Directions for this task:
Answer with a single number, the count of lines holding the word "title".

>>

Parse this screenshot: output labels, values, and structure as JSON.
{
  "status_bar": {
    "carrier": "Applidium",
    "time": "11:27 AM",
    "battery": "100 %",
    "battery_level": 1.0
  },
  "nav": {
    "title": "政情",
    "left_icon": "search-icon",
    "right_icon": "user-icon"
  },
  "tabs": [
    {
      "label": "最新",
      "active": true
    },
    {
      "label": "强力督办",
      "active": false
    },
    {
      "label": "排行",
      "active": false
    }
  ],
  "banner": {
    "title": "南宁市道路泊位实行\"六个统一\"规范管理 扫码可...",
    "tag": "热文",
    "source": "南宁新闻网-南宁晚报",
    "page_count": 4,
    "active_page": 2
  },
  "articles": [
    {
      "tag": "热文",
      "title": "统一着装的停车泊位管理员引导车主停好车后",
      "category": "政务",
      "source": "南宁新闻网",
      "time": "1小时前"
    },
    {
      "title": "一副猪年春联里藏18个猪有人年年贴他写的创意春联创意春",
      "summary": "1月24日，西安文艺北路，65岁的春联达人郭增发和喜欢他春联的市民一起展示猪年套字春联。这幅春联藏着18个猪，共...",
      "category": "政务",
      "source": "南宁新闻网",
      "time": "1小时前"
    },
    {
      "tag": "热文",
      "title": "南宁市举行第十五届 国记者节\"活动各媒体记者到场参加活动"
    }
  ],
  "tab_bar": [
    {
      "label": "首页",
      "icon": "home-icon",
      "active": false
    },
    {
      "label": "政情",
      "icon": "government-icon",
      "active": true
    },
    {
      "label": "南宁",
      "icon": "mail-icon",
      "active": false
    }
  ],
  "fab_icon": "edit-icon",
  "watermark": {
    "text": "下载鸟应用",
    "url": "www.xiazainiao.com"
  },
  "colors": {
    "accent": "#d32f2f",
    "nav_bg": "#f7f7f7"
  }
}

<<

Task solution:
5